> **Set problem**:
Quote all lines below exactly. Images stay out.

Dataset excerpt
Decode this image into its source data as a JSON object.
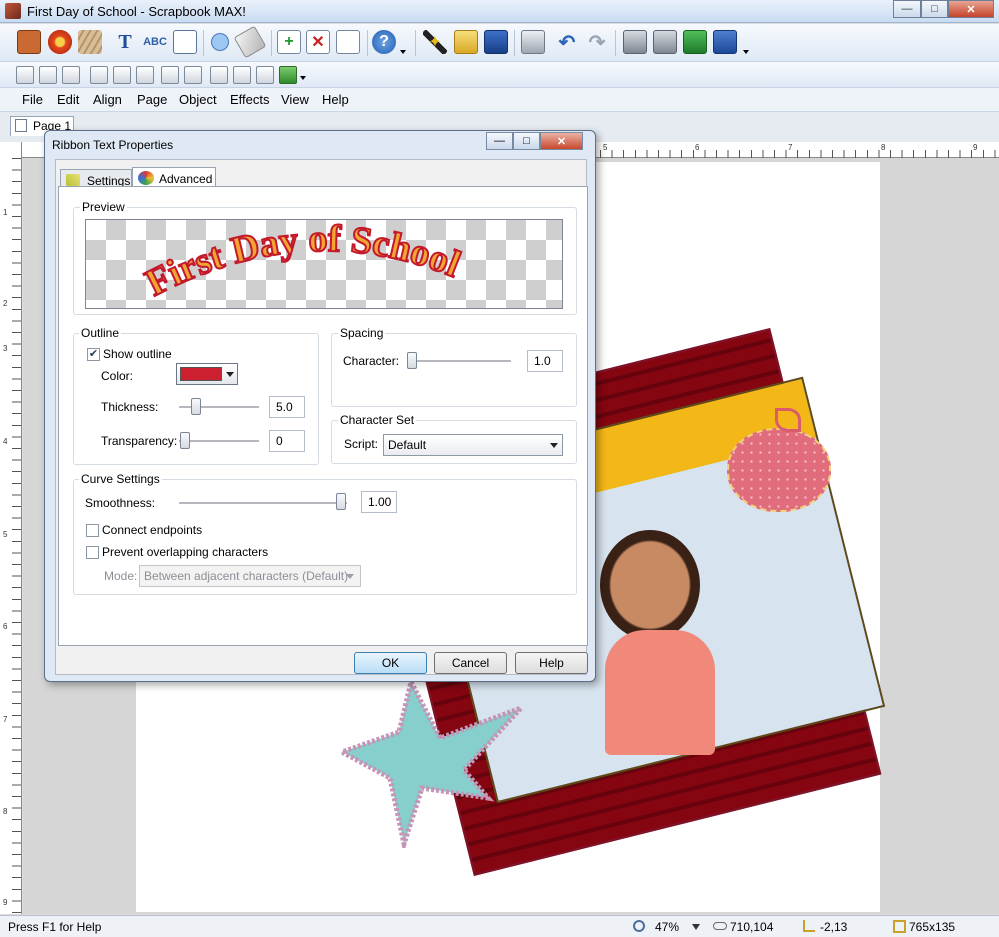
{
  "app": {
    "title": "First Day of School - Scrapbook MAX!"
  },
  "window_controls": {
    "minimize": "—",
    "maximize": "□",
    "close": "✕"
  },
  "toolbar1": {
    "icons": [
      "photo-icon",
      "flower-icon",
      "paper-icon",
      "text-icon",
      "spellcheck-icon",
      "notes-icon",
      "zoom-icon",
      "eraser-icon",
      "new-page-icon",
      "delete-page-icon",
      "page-icon",
      "help-icon",
      "magic-wand-icon",
      "open-folder-icon",
      "save-icon",
      "print-icon",
      "undo-icon",
      "redo-icon",
      "bring-front-icon",
      "send-back-icon",
      "layer-up-icon",
      "layer-down-icon"
    ]
  },
  "menu": {
    "items": [
      "File",
      "Edit",
      "Align",
      "Page",
      "Object",
      "Effects",
      "View",
      "Help"
    ]
  },
  "tabs": {
    "page": "Page 1"
  },
  "ruler": {
    "h_numbers": [
      "5",
      "6",
      "7",
      "8",
      "9"
    ],
    "v_numbers": [
      "1",
      "2",
      "3",
      "4",
      "5",
      "6",
      "7",
      "8",
      "9"
    ]
  },
  "status": {
    "help": "Press F1 for Help",
    "zoom": "47%",
    "cursor": "710,104",
    "position": "-2,13",
    "size": "765x135"
  },
  "dialog": {
    "title": "Ribbon Text Properties",
    "tabs": {
      "settings": "Settings",
      "advanced": "Advanced"
    },
    "preview": {
      "label": "Preview",
      "text": "First Day of School",
      "fill_color": "#f2a531",
      "outline_color": "#c4192d"
    },
    "outline": {
      "label": "Outline",
      "show_label": "Show outline",
      "show_checked": true,
      "color_label": "Color:",
      "color_value": "#cc2030",
      "thickness_label": "Thickness:",
      "thickness_value": "5.0",
      "transparency_label": "Transparency:",
      "transparency_value": "0"
    },
    "spacing": {
      "label": "Spacing",
      "character_label": "Character:",
      "character_value": "1.0"
    },
    "charset": {
      "label": "Character Set",
      "script_label": "Script:",
      "script_value": "Default"
    },
    "curve": {
      "label": "Curve Settings",
      "smoothness_label": "Smoothness:",
      "smoothness_value": "1.00",
      "connect_label": "Connect endpoints",
      "prevent_label": "Prevent overlapping characters",
      "mode_label": "Mode:",
      "mode_value": "Between adjacent characters (Default)"
    },
    "buttons": {
      "ok": "OK",
      "cancel": "Cancel",
      "help": "Help"
    }
  }
}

> **Expected answer**:
Decode this image into its source data as a JSON object.
{
  "app": {
    "title": "First Day of School - Scrapbook MAX!"
  },
  "window_controls": {
    "minimize": "—",
    "maximize": "□",
    "close": "✕"
  },
  "toolbar1": {
    "icons": [
      "photo-icon",
      "flower-icon",
      "paper-icon",
      "text-icon",
      "spellcheck-icon",
      "notes-icon",
      "zoom-icon",
      "eraser-icon",
      "new-page-icon",
      "delete-page-icon",
      "page-icon",
      "help-icon",
      "magic-wand-icon",
      "open-folder-icon",
      "save-icon",
      "print-icon",
      "undo-icon",
      "redo-icon",
      "bring-front-icon",
      "send-back-icon",
      "layer-up-icon",
      "layer-down-icon"
    ]
  },
  "menu": {
    "items": [
      "File",
      "Edit",
      "Align",
      "Page",
      "Object",
      "Effects",
      "View",
      "Help"
    ]
  },
  "tabs": {
    "page": "Page 1"
  },
  "ruler": {
    "h_numbers": [
      "5",
      "6",
      "7",
      "8",
      "9"
    ],
    "v_numbers": [
      "1",
      "2",
      "3",
      "4",
      "5",
      "6",
      "7",
      "8",
      "9"
    ]
  },
  "status": {
    "help": "Press F1 for Help",
    "zoom": "47%",
    "cursor": "710,104",
    "position": "-2,13",
    "size": "765x135"
  },
  "dialog": {
    "title": "Ribbon Text Properties",
    "tabs": {
      "settings": "Settings",
      "advanced": "Advanced"
    },
    "preview": {
      "label": "Preview",
      "text": "First Day of School",
      "fill_color": "#f2a531",
      "outline_color": "#c4192d"
    },
    "outline": {
      "label": "Outline",
      "show_label": "Show outline",
      "show_checked": true,
      "color_label": "Color:",
      "color_value": "#cc2030",
      "thickness_label": "Thickness:",
      "thickness_value": "5.0",
      "transparency_label": "Transparency:",
      "transparency_value": "0"
    },
    "spacing": {
      "label": "Spacing",
      "character_label": "Character:",
      "character_value": "1.0"
    },
    "charset": {
      "label": "Character Set",
      "script_label": "Script:",
      "script_value": "Default"
    },
    "curve": {
      "label": "Curve Settings",
      "smoothness_label": "Smoothness:",
      "smoothness_value": "1.00",
      "connect_label": "Connect endpoints",
      "prevent_label": "Prevent overlapping characters",
      "mode_label": "Mode:",
      "mode_value": "Between adjacent characters (Default)"
    },
    "buttons": {
      "ok": "OK",
      "cancel": "Cancel",
      "help": "Help"
    }
  }
}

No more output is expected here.